§ Requirement: Each line containing the word "疫情防控争先锋" needs to be copied.

§ Extracted information:
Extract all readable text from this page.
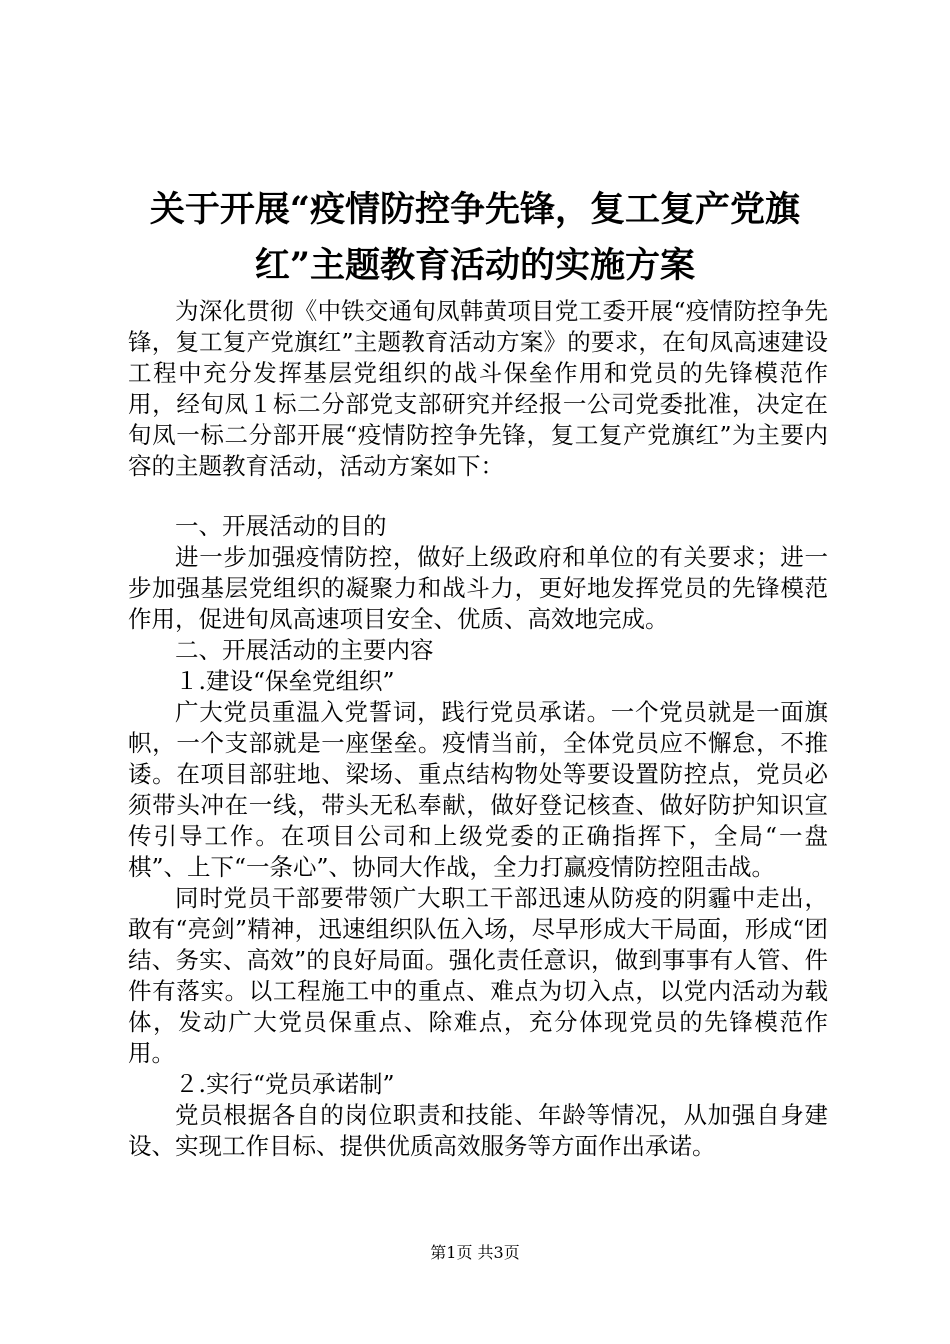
关于开展“疫情防控争先锋，复工复产党旗
红”主题教育活动的实施方案

为深化贯彻《中铁交通旬凤韩黄项目党工委开展“疫情防控争先锋，复工复产党旗红”主题教育活动方案》的要求，在旬凤高速建设工程中充分发挥基层党组织的战斗保垒作用和党员的先锋模范作用，经旬凤１标二分部党支部研究并经报一公司党委批准，决定在旬凤一标二分部开展“疫情防控争先锋，复工复产党旗红”为主要内容的主题教育活动，活动方案如下：

一、开展活动的目的

进一步加强疫情防控，做好上级政府和单位的有关要求；进一步加强基层党组织的凝聚力和战斗力，更好地发挥党员的先锋模范作用，促进旬凤高速项目安全、优质、高效地完成。

二、开展活动的主要内容

１.建设“保垒党组织”

广大党员重温入党誓词，践行党员承诺。一个党员就是一面旗帜，一个支部就是一座堡垒。疫情当前，全体党员应不懈怠，不推诿。在项目部驻地、梁场、重点结构物处等要设置防控点，党员必须带头冲在一线，带头无私奉献，做好登记核查、做好防护知识宣传引导工作。在项目公司和上级党委的正确指挥下，全局“一盘棋”、上下“一条心”、协同大作战，全力打赢疫情防控阻击战。

同时党员干部要带领广大职工干部迅速从防疫的阴霾中走出，敢有“亮剑”精神，迅速组织队伍入场，尽早形成大干局面，形成“团结、务实、高效”的良好局面。强化责任意识，做到事事有人管、件件有落实。以工程施工中的重点、难点为切入点，以党内活动为载体，发动广大党员保重点、除难点，充分体现党员的先锋模范作用。

２.实行“党员承诺制”

党员根据各自的岗位职责和技能、年龄等情况，从加强自身建设、实现工作目标、提供优质高效服务等方面作出承诺。

第1页 共3页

§ Task response:
关于开展“疫情防控争先锋，复工复产党旗
为深化贯彻《中铁交通旬凤韩黄项目党工委开展“疫情防控争先锋，复工复产党旗红”主题教育活动方案》的要求，在旬凤高速建设工程中充分发挥基层党组织的战斗保垒作用和党员的先锋模范作用，经旬凤１标二分部党支部研究并经报一公司党委批准，决定在旬凤一标二分部开展“疫情防控争先锋，复工复产党旗红”为主要内容的主题教育活动，活动方案如下：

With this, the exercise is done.